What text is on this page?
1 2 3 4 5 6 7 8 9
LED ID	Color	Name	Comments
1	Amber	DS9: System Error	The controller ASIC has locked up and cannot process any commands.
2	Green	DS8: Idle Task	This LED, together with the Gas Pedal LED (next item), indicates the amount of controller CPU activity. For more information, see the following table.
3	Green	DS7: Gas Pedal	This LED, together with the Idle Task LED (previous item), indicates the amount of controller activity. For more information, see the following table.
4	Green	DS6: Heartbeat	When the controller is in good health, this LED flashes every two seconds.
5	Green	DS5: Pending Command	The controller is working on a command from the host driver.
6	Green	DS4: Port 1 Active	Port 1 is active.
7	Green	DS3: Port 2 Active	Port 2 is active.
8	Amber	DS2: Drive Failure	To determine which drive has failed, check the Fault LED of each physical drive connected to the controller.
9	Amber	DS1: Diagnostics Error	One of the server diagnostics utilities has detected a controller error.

◆ ◆ ◆

## AIM OF THE EXERCISE
Print out every entry, keeping each one exact.

## EXERCISE RESPONSE
What text is on this page?
1 2 3 4 5 6 7 8 9
LED ID	Color	Name	Comments
1	Amber	DS9: System Error	The controller ASIC has locked up and cannot process any commands.
2	Green	DS8: Idle Task	This LED, together with the Gas Pedal LED (next item), indicates the amount of controller CPU activity. For more information, see the following table.
3	Green	DS7: Gas Pedal	This LED, together with the Idle Task LED (previous item), indicates the amount of controller activity. For more information, see the following table.
4	Green	DS6: Heartbeat	When the controller is in good health, this LED flashes every two seconds.
5	Green	DS5: Pending Command	The controller is working on a command from the host driver.
6	Green	DS4: Port 1 Active	Port 1 is active.
7	Green	DS3: Port 2 Active	Port 2 is active.
8	Amber	DS2: Drive Failure	To determine which drive has failed, check the Fault LED of each physical drive connected to the controller.
9	Amber	DS1: Diagnostics Error	One of the server diagnostics utilities has detected a controller error.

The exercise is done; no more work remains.